Your goal
Look through the listing for the word "csharp". Copy each line that has it.

[Stored data]
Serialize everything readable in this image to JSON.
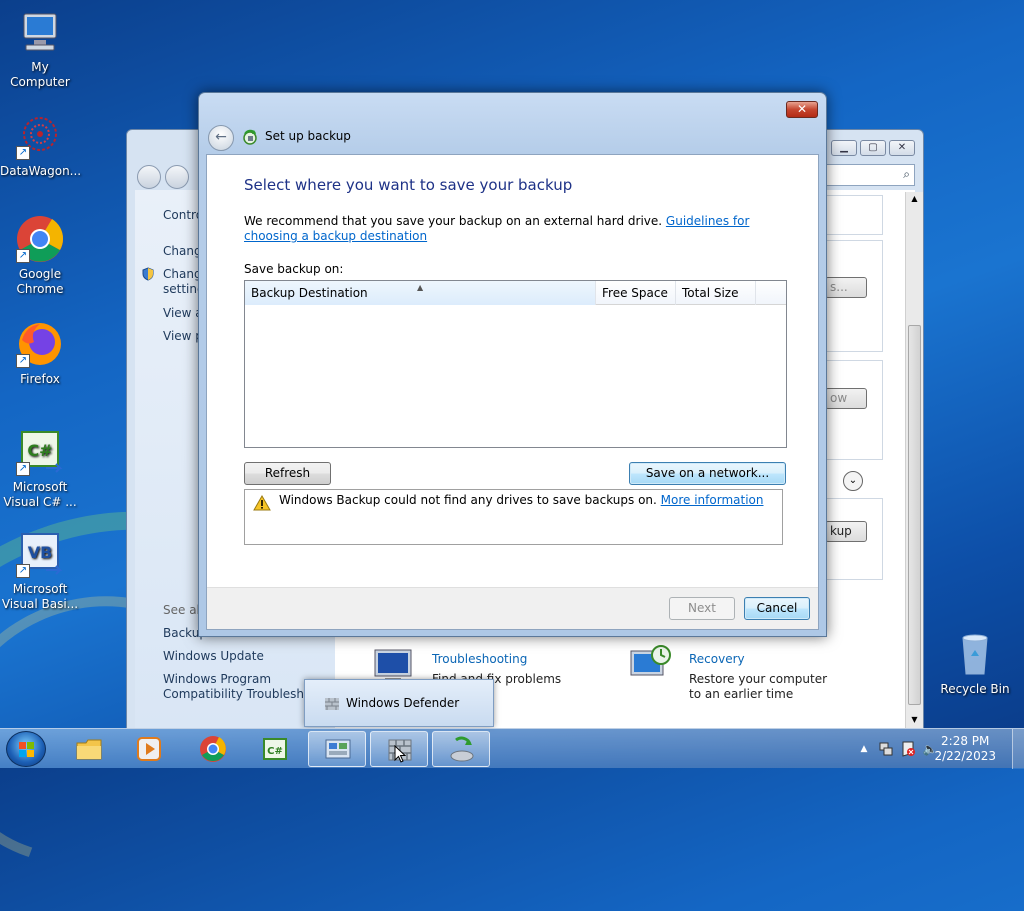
{
  "desktop": {
    "icons": [
      {
        "label": "My Computer",
        "icon": "computer-icon"
      },
      {
        "label": "DataWagon...",
        "icon": "datawagon-icon"
      },
      {
        "label": "Google Chrome",
        "icon": "chrome-icon"
      },
      {
        "label": "Firefox",
        "icon": "firefox-icon"
      },
      {
        "label": "Microsoft Visual C# ...",
        "icon": "visual-csharp-icon"
      },
      {
        "label": "Microsoft Visual Basi...",
        "icon": "visual-basic-icon"
      },
      {
        "label": "Recycle Bin",
        "icon": "recycle-bin-icon"
      }
    ]
  },
  "background_window": {
    "left_pane": {
      "items": [
        "Contro",
        "Chang",
        "Chang setting",
        "View a",
        "View p"
      ],
      "see_also": "See als",
      "links": [
        "Backup",
        "Windows Update",
        "Windows Program Compatibility Troubleshoo"
      ]
    },
    "buttons": [
      "s...",
      "ow",
      "kup"
    ],
    "bottom_items": [
      {
        "title": "Troubleshooting",
        "text": "Find and fix problems"
      },
      {
        "title": "Recovery",
        "text": "Restore your computer to an earlier time"
      }
    ]
  },
  "dialog": {
    "title": "Set up backup",
    "close_label": "✕",
    "heading": "Select where you want to save your backup",
    "recommend_text": "We recommend that you save your backup on an external hard drive. ",
    "recommend_link": "Guidelines for choosing a backup destination",
    "save_on_label": "Save backup on:",
    "columns": [
      "Backup Destination",
      "Free Space",
      "Total Size"
    ],
    "rows": [],
    "refresh_label": "Refresh",
    "network_label": "Save on a network...",
    "warning_text": "Windows Backup could not find any drives to save backups on. ",
    "warning_link": "More information",
    "next_label": "Next",
    "cancel_label": "Cancel"
  },
  "tooltip": {
    "text": "Windows Defender"
  },
  "taskbar": {
    "items": [
      {
        "icon": "file-explorer-icon",
        "active": false
      },
      {
        "icon": "media-player-icon",
        "active": false
      },
      {
        "icon": "chrome-icon",
        "active": false
      },
      {
        "icon": "visual-csharp-icon",
        "active": false
      },
      {
        "icon": "control-panel-icon",
        "active": true
      },
      {
        "icon": "windows-defender-icon",
        "active": true
      },
      {
        "icon": "backup-icon",
        "active": true
      }
    ],
    "time": "2:28 PM",
    "date": "2/22/2023"
  }
}
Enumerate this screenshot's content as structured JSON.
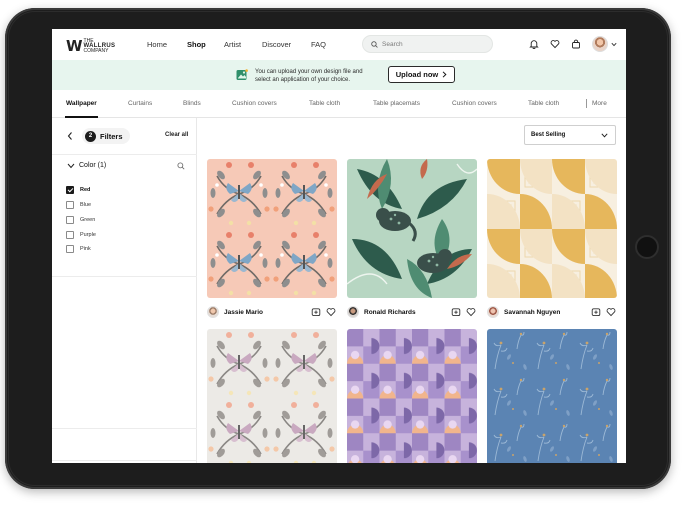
{
  "brand": {
    "logo_mark": "W",
    "line1": "THE",
    "line2": "WALLRUS",
    "line3": "COMPANY"
  },
  "nav": {
    "home": "Home",
    "shop": "Shop",
    "artist": "Artist",
    "discover": "Discover",
    "faq": "FAQ"
  },
  "search": {
    "placeholder": "Search"
  },
  "header_icons": [
    "bell-icon",
    "heart-icon",
    "bag-icon",
    "avatar",
    "chevron-down-icon"
  ],
  "banner": {
    "text": "You can upload your own design file and select an application of your choice.",
    "button": "Upload now",
    "button_icon": "chevron-right-icon"
  },
  "categories": [
    {
      "label": "Wallpaper",
      "active": true
    },
    {
      "label": "Curtains"
    },
    {
      "label": "Blinds"
    },
    {
      "label": "Cushion covers"
    },
    {
      "label": "Table cloth"
    },
    {
      "label": "Table placemats"
    },
    {
      "label": "Cushion covers"
    },
    {
      "label": "Table cloth"
    },
    {
      "label": "More"
    }
  ],
  "filters": {
    "count": "2",
    "label": "Filters",
    "clear": "Clear all",
    "color_title": "Color (1)",
    "options": [
      {
        "label": "Red",
        "checked": true
      },
      {
        "label": "Blue",
        "checked": false
      },
      {
        "label": "Green",
        "checked": false
      },
      {
        "label": "Purple",
        "checked": false
      },
      {
        "label": "Pink",
        "checked": false
      }
    ]
  },
  "sort": {
    "label": "Best Selling"
  },
  "products": [
    {
      "artist": "Jassie Mario",
      "pattern": "butterfly-floral-peach"
    },
    {
      "artist": "Ronald Richards",
      "pattern": "tropical-leopard-green"
    },
    {
      "artist": "Savannah Nguyen",
      "pattern": "geometric-squares-mustard"
    },
    {
      "artist": "",
      "pattern": "butterfly-floral-grey"
    },
    {
      "artist": "",
      "pattern": "geometric-circles-lavender"
    },
    {
      "artist": "",
      "pattern": "botanical-sketch-blue"
    }
  ],
  "colors": {
    "banner_bg": "#e7f5ee",
    "accent": "#1c1c1c",
    "frame": "#1d1d1d"
  }
}
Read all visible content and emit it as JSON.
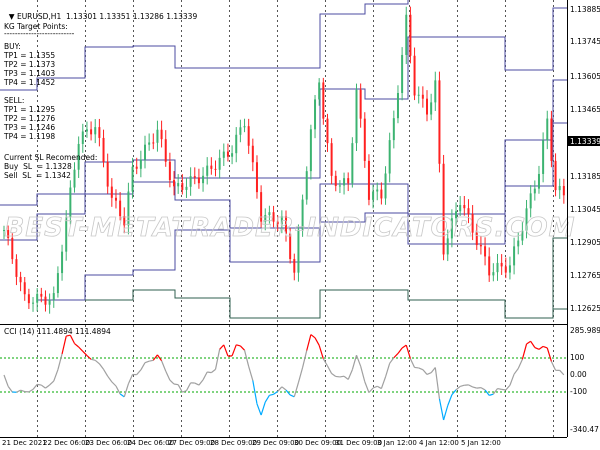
{
  "header": {
    "symbol": "EURUSD,H1",
    "ohlc": "1.13301 1.13351 1.13286 1.13339"
  },
  "panel": {
    "title": "KG Target Points:",
    "divider": "--------------------------",
    "buy_label": "BUY:",
    "buy": [
      "TP1 = 1.1355",
      "TP2 = 1.1373",
      "TP3 = 1.1403",
      "TP4 = 1.1452"
    ],
    "sell_label": "SELL:",
    "sell": [
      "TP1 = 1.1295",
      "TP2 = 1.1276",
      "TP3 = 1.1246",
      "TP4 = 1.1198"
    ],
    "sl_label": "Current SL Recomended:",
    "buy_sl": "Buy  SL  = 1.1328",
    "sell_sl": "Sell  SL  = 1.1342"
  },
  "watermark": "BEST-METATRADER-INDICATORS.COM",
  "price_axis": [
    "1.13885",
    "1.13745",
    "1.13605",
    "1.13465",
    "1.13185",
    "1.13045",
    "1.12905",
    "1.12765",
    "1.12625"
  ],
  "current_price": "1.13339",
  "osc": {
    "title": "CCI (14) 111.4894 111.4894",
    "axis": [
      "285.989",
      "100",
      "0.00",
      "-100",
      "-340.47"
    ]
  },
  "time_axis": [
    "21 Dec 2021",
    "22 Dec 06:00",
    "23 Dec 06:00",
    "24 Dec 06:00",
    "27 Dec 09:00",
    "28 Dec 09:00",
    "29 Dec 09:00",
    "30 Dec 09:00",
    "31 Dec 09:00",
    "3 Jan 12:00",
    "4 Jan 12:00",
    "5 Jan 12:00"
  ],
  "colors": {
    "bull": "#3cb371",
    "bear": "#ff2020",
    "cci_up": "#ff0000",
    "cci_down": "#00aaff",
    "cci_mid": "#a0a0a0",
    "level": "#00aa00",
    "target": "#4b4ba0"
  },
  "chart_data": {
    "type": "candlestick",
    "ylim": [
      1.1258,
      1.1395
    ],
    "keypoints": [
      [
        0,
        1.1296
      ],
      [
        5,
        1.1267
      ],
      [
        12,
        1.1267
      ],
      [
        18,
        1.1334
      ],
      [
        22,
        1.134
      ],
      [
        26,
        1.1309
      ],
      [
        29,
        1.13
      ],
      [
        31,
        1.1321
      ],
      [
        37,
        1.1338
      ],
      [
        41,
        1.1313
      ],
      [
        48,
        1.1319
      ],
      [
        55,
        1.133
      ],
      [
        58,
        1.1342
      ],
      [
        62,
        1.1302
      ],
      [
        67,
        1.13
      ],
      [
        70,
        1.1279
      ],
      [
        74,
        1.1338
      ],
      [
        76,
        1.1359
      ],
      [
        79,
        1.1317
      ],
      [
        83,
        1.1315
      ],
      [
        85,
        1.1355
      ],
      [
        88,
        1.1311
      ],
      [
        91,
        1.1311
      ],
      [
        94,
        1.1342
      ],
      [
        97,
        1.1384
      ],
      [
        99,
        1.1355
      ],
      [
        102,
        1.1346
      ],
      [
        104,
        1.1357
      ],
      [
        106,
        1.1288
      ],
      [
        110,
        1.1309
      ],
      [
        113,
        1.1296
      ],
      [
        117,
        1.1279
      ],
      [
        122,
        1.1281
      ],
      [
        125,
        1.1298
      ],
      [
        129,
        1.1321
      ],
      [
        131,
        1.1342
      ],
      [
        133,
        1.1313
      ],
      [
        135,
        1.1311
      ]
    ]
  }
}
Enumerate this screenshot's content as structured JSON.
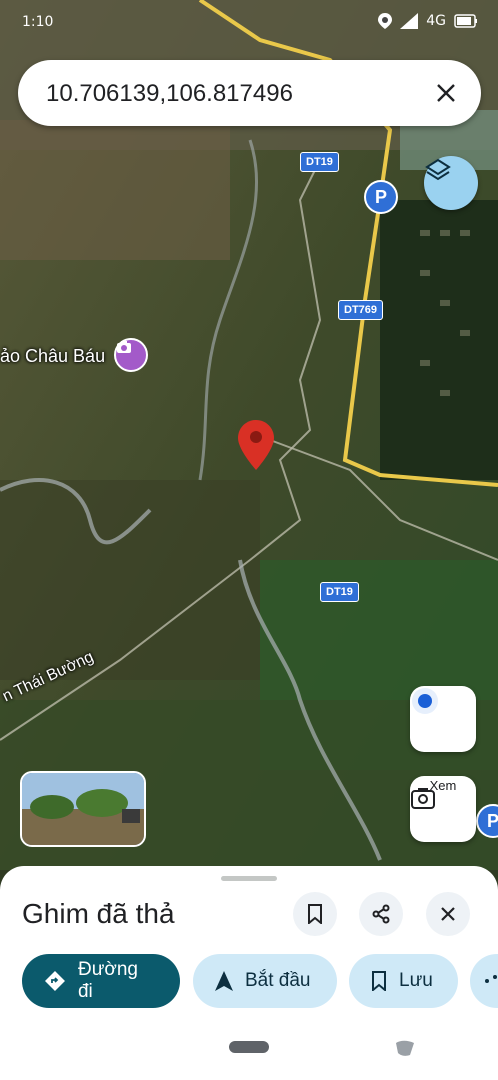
{
  "status_bar": {
    "time": "1:10",
    "network": "4G"
  },
  "search": {
    "query": "10.706139,106.817496",
    "clear_icon": "close-icon"
  },
  "map": {
    "road_labels": [
      "DT19",
      "DT769",
      "DT19"
    ],
    "place_label": "ảo Châu Báu",
    "road_name": "n Thái Bường",
    "parking_symbol": "P"
  },
  "controls": {
    "lens_label": "Xem"
  },
  "sheet": {
    "title": "Ghim đã thả",
    "actions": {
      "directions": "Đường đi",
      "start": "Bắt đầu",
      "save": "Lưu"
    }
  },
  "colors": {
    "accent_primary": "#0b5a6c",
    "chip_secondary": "#cfe9f7",
    "pin": "#d93025",
    "road": "#e9c84a"
  }
}
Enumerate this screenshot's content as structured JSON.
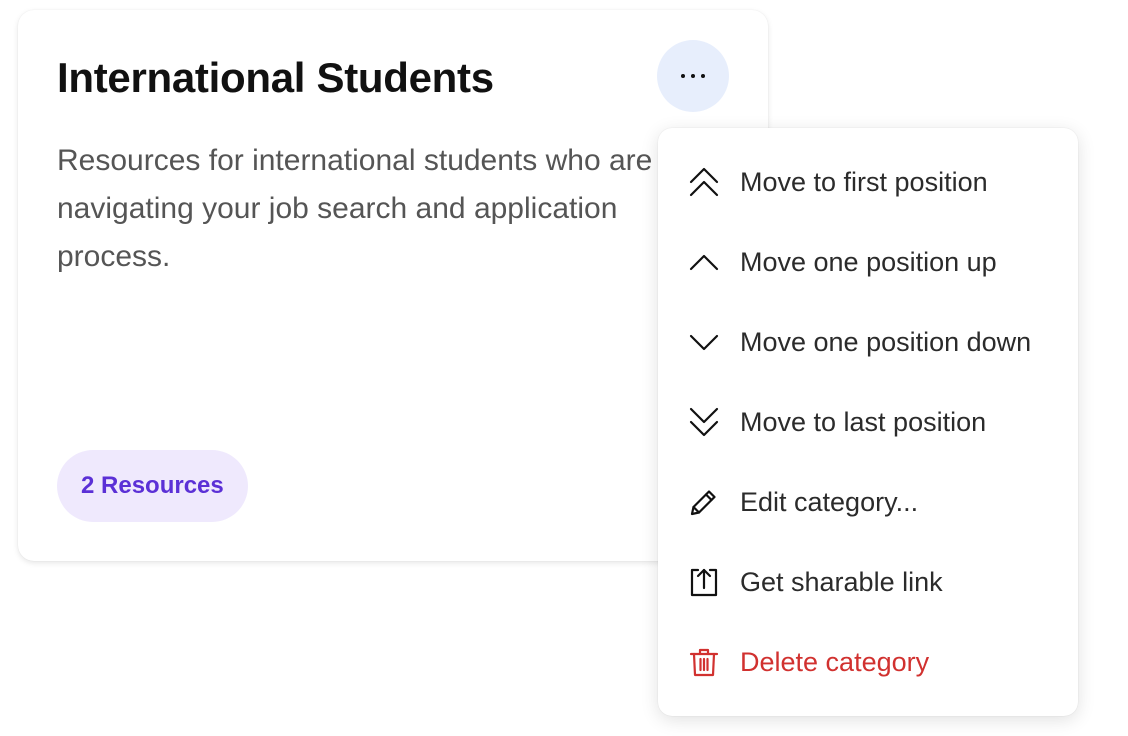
{
  "card": {
    "title": "International Students",
    "description": "Resources for international students who are navigating your job search and application process.",
    "resources_badge": "2 Resources"
  },
  "more_button": {
    "icon": "more-horizontal-icon"
  },
  "menu": {
    "items": [
      {
        "label": "Move to first position",
        "icon": "chevrons-up-icon"
      },
      {
        "label": "Move one position up",
        "icon": "chevron-up-icon"
      },
      {
        "label": "Move one position down",
        "icon": "chevron-down-icon"
      },
      {
        "label": "Move to last position",
        "icon": "chevrons-down-icon"
      },
      {
        "label": "Edit category...",
        "icon": "pencil-icon"
      },
      {
        "label": "Get sharable link",
        "icon": "share-icon"
      },
      {
        "label": "Delete category",
        "icon": "trash-icon",
        "color": "#d1312f"
      }
    ]
  },
  "colors": {
    "badge_bg": "#efe9fd",
    "badge_text": "#5b30d6",
    "more_button_bg": "#e7eefc",
    "danger": "#d1312f"
  }
}
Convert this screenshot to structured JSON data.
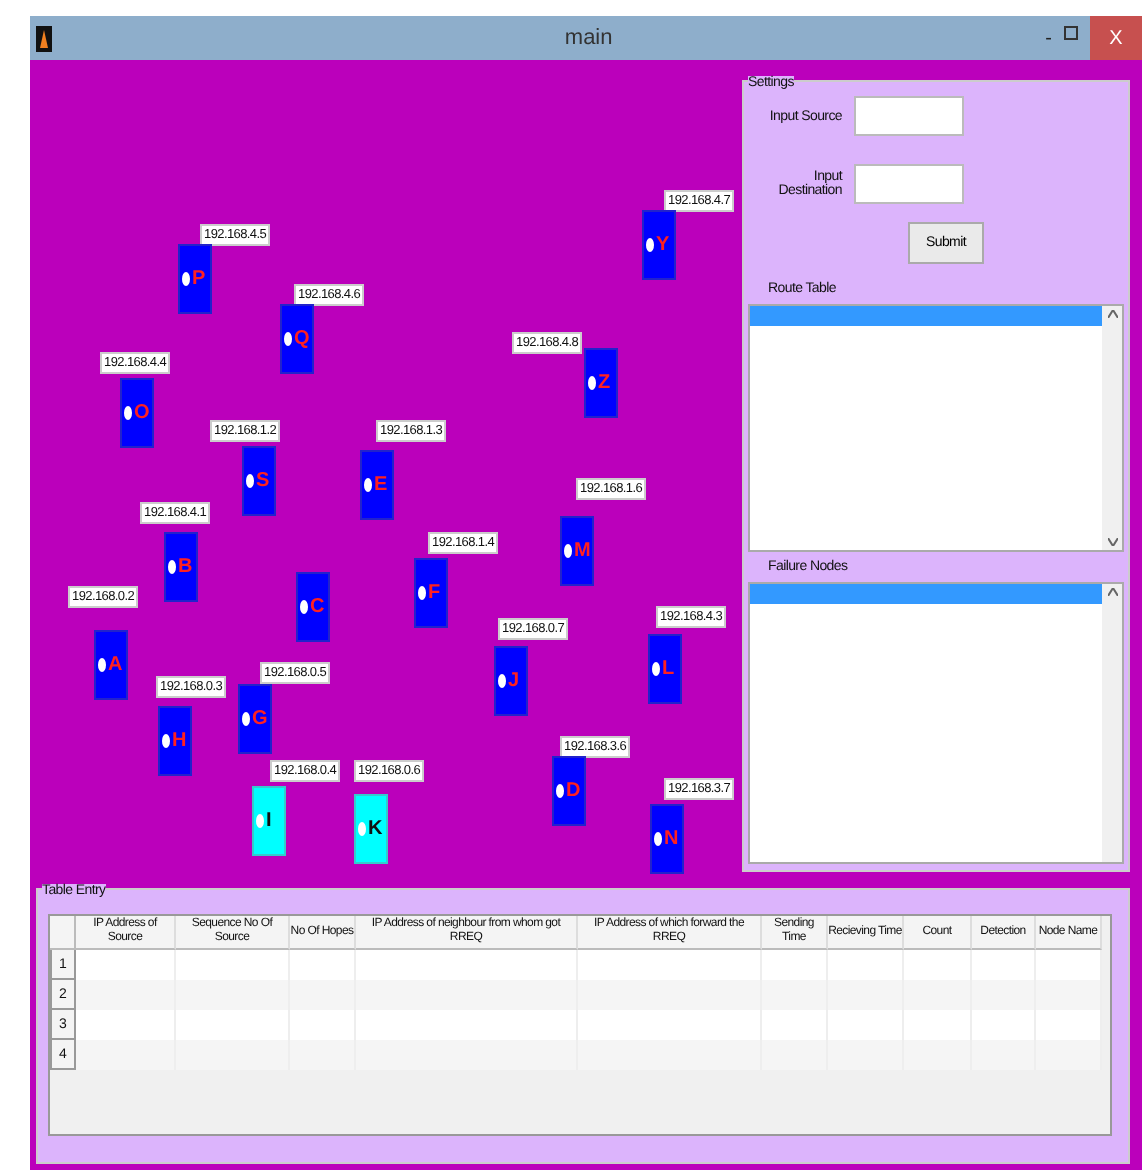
{
  "window": {
    "title": "main",
    "minimize_label": "-",
    "close_label": "X"
  },
  "nodes": [
    {
      "letter": "P",
      "ip": "192.168.4.5",
      "highlighted": false
    },
    {
      "letter": "Q",
      "ip": "192.168.4.6",
      "highlighted": false
    },
    {
      "letter": "O",
      "ip": "192.168.4.4",
      "highlighted": false
    },
    {
      "letter": "S",
      "ip": "192.168.1.2",
      "highlighted": false
    },
    {
      "letter": "E",
      "ip": "192.168.1.3",
      "highlighted": false
    },
    {
      "letter": "Y",
      "ip": "192.168.4.7",
      "highlighted": false
    },
    {
      "letter": "Z",
      "ip": "192.168.4.8",
      "highlighted": false
    },
    {
      "letter": "M",
      "ip": "192.168.1.6",
      "highlighted": false
    },
    {
      "letter": "B",
      "ip": "192.168.4.1",
      "highlighted": false
    },
    {
      "letter": "C",
      "highlighted": false
    },
    {
      "letter": "F",
      "ip": "192.168.1.4",
      "highlighted": false
    },
    {
      "letter": "A",
      "ip": "192.168.0.2",
      "highlighted": false
    },
    {
      "letter": "J",
      "ip": "192.168.0.7",
      "highlighted": false
    },
    {
      "letter": "L",
      "ip": "192.168.4.3",
      "highlighted": false
    },
    {
      "letter": "H",
      "ip": "192.168.0.3",
      "highlighted": false
    },
    {
      "letter": "G",
      "ip": "192.168.0.5",
      "highlighted": false
    },
    {
      "letter": "I",
      "ip": "192.168.0.4",
      "highlighted": true
    },
    {
      "letter": "K",
      "ip": "192.168.0.6",
      "highlighted": true
    },
    {
      "letter": "D",
      "ip": "192.168.3.6",
      "highlighted": false
    },
    {
      "letter": "N",
      "ip": "192.168.3.7",
      "highlighted": false
    }
  ],
  "settings": {
    "title": "Settings",
    "source_label": "Input Source",
    "destination_label": "Input Destination",
    "submit": "Submit",
    "route_table_label": "Route Table",
    "failure_nodes_label": "Failure Nodes"
  },
  "table_entry": {
    "title": "Table Entry",
    "columns": [
      "IP Address of Source",
      "Sequence No Of Source",
      "No Of Hopes",
      "IP Address of  neighbour from whom got RREQ",
      "IP Address of which forward the RREQ",
      "Sending Time",
      "Recieving Time",
      "Count",
      "Detection",
      "Node Name"
    ],
    "rows": [
      {
        "number": "1"
      },
      {
        "number": "2"
      },
      {
        "number": "3"
      },
      {
        "number": "4"
      }
    ]
  }
}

Solution to this task
        "icon": "visual-csharp-icon"
        "icon": "visual-csharp-icon",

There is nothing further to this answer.